• SELECTED EXCERPT:
Joseph Beuys, Untitled, 1960.
Drawing is a central yet often overlooked component of Beuys’s process-oriented and performative practice conflating art and life. From his early practice in the 1940s when drawing served as his primary means of experimentation, Beuys developed an iconography mining folklore and mythology to depict female figures and animals. Creating several thousand drawings in his lifetime, the artist plumbed the relationship between humankind, nature and the spiritual realm through the framework of embodiment. With symbolic references ranging from alchemy to anthropology, his bodily depictions reflect his ongoing interest in the interplay between cold and warmth, fluidity and solidity, ephemerality and permanence—thematic concerns echoed throughout his sculpture and performance.
Joseph Beuys, Bleifrau (Lead Woman), 1949.
Joseph Beuys: Fine-limbed reflects the evolution of his drawing from his use of traditional media including pencil and watercolor to his incorporation of found materials such as baking sheets and beeswax. Beuys imbues his Untitled (1960) with animalistic vitality through his use of hare’s blood, evoking both connotations of corporeal trauma and regeneration through art-making. The pools of watercolor seeping across Rosen (Roses) (1957) exude the primordial chaos epitomized in Frau/Tierschädel (Woman/Animal Skull) (1956-57), which—fixed as a centerpiece above the mantel—explores the metamorphosis of the protean body.
Joseph Beuys, Frau/Tierschädel (Woman/Animal Skull), 1956-57.
Joseph Beuys: Fine-limbed is on view at Palazzo Cini through October 2, 2022.

• INSTRUCTION: Please duplicate part of the Beuys exhibition text, beginning at the words "Joseph Beuys, Bleifrau (Lead" and stopping after "the protean body.".

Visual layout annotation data
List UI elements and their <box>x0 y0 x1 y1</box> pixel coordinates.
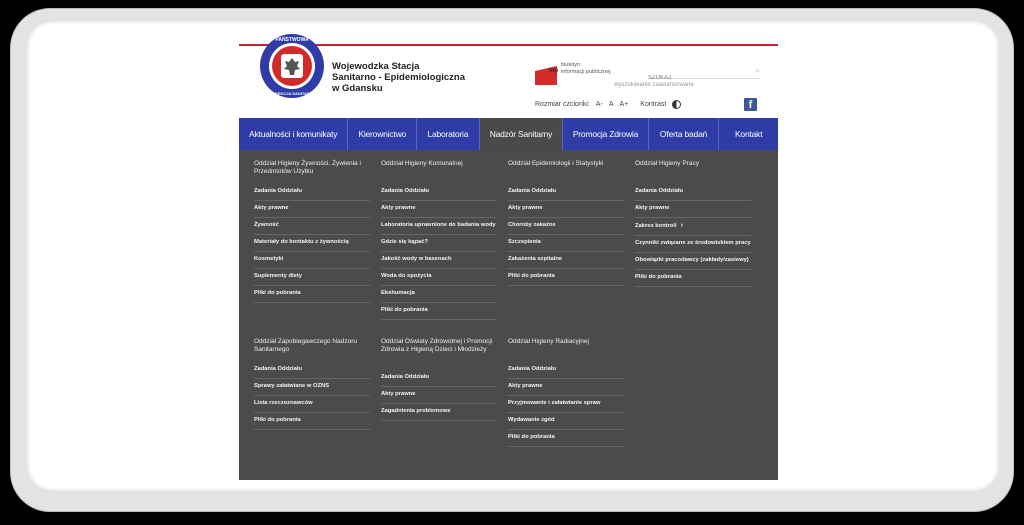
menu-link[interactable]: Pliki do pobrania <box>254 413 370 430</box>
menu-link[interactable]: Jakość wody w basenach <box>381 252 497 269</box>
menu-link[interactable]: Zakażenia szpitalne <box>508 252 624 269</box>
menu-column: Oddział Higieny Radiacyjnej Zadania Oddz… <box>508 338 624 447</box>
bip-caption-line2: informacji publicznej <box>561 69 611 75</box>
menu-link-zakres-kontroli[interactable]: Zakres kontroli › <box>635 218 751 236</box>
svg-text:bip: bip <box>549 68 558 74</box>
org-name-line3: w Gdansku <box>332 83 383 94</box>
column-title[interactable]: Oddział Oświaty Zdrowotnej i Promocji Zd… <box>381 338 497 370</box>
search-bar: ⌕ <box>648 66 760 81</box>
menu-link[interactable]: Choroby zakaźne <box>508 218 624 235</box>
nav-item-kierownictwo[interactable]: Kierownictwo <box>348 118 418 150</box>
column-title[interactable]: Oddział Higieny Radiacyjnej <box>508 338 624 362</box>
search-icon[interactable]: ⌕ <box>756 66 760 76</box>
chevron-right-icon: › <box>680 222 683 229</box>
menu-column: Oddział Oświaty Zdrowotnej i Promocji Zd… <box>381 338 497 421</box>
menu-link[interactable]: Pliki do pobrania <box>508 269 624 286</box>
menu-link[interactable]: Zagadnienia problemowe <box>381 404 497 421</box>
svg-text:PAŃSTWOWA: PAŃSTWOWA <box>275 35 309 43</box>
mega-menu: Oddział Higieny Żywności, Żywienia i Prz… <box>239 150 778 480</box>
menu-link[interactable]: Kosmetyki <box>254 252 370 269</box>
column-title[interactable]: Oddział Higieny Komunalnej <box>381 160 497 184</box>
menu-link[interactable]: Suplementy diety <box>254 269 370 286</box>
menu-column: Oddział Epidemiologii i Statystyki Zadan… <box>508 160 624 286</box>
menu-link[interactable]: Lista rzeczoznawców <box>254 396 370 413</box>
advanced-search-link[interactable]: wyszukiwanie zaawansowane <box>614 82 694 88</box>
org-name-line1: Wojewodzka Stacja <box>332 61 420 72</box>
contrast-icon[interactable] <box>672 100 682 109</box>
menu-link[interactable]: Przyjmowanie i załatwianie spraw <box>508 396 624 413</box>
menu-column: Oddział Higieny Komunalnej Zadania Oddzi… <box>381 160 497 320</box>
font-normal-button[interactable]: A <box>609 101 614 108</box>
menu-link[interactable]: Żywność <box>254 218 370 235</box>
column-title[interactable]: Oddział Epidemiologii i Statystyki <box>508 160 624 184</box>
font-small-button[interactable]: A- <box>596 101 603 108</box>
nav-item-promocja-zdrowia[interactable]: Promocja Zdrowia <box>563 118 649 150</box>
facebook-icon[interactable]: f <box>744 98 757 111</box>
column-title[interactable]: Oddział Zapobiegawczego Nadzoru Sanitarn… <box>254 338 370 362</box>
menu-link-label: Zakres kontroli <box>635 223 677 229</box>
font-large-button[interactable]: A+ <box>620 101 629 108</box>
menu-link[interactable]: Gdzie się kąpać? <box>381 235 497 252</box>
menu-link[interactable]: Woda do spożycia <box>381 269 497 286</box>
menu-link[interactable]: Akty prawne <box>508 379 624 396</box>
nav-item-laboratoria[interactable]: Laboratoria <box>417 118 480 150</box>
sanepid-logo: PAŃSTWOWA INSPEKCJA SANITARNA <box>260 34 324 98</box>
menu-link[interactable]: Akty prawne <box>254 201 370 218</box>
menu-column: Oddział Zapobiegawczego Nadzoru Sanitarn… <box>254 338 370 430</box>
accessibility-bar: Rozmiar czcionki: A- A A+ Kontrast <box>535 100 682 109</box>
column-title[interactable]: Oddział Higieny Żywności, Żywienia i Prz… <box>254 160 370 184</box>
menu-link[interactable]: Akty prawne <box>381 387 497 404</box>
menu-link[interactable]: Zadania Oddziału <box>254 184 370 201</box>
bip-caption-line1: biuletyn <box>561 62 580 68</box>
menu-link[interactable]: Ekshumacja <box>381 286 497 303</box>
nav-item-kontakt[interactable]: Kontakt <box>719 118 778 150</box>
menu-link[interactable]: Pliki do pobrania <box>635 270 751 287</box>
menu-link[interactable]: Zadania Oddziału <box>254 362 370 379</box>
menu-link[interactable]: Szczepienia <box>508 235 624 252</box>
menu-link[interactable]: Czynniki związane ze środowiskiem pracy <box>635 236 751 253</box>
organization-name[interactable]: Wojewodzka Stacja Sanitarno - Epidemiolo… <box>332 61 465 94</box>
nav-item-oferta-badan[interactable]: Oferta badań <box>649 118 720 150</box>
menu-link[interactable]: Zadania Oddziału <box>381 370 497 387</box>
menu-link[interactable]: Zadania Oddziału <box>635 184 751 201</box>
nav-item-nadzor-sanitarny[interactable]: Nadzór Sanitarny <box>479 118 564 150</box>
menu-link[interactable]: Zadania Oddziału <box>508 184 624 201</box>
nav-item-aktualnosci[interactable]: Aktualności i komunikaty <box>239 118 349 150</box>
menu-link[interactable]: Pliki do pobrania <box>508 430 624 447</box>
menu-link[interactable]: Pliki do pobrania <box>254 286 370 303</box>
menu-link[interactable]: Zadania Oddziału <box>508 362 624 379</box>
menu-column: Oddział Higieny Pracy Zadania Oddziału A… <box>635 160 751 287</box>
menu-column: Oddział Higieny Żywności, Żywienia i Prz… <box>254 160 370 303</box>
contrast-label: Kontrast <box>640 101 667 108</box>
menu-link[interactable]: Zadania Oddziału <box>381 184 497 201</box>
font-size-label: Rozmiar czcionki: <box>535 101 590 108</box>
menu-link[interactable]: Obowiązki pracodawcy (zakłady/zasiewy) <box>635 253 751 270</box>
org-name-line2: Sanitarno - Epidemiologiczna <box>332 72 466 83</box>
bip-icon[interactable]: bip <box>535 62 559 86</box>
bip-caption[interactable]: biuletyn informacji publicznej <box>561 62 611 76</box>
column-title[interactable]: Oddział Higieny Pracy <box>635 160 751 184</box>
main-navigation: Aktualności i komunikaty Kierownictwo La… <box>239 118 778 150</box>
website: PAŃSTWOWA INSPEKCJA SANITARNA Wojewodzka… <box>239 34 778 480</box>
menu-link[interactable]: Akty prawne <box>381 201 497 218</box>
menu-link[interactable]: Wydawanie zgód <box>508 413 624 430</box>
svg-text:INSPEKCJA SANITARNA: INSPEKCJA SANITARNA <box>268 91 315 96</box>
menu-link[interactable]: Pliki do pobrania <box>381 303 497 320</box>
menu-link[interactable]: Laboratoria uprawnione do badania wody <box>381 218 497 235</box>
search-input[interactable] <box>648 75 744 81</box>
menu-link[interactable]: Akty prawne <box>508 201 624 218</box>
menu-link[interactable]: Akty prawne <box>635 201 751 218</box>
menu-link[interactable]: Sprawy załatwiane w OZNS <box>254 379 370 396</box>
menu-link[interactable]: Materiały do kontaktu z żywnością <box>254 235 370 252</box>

• REPLY:
Joseph Beuys, Bleifrau (Lead Woman), 1949.
Joseph Beuys: Fine-limbed reflects the evolution of his drawing from his use of traditional media including pencil and watercolor to his incorporation of found materials such as baking sheets and beeswax. Beuys imbues his Untitled (1960) with animalistic vitality through his use of hare’s blood, evoking both connotations of corporeal trauma and regeneration through art-making. The pools of watercolor seeping across Rosen (Roses) (1957) exude the primordial chaos epitomized in Frau/Tierschädel (Woman/Animal Skull) (1956-57), which—fixed as a centerpiece above the mantel—explores the metamorphosis of the protean body.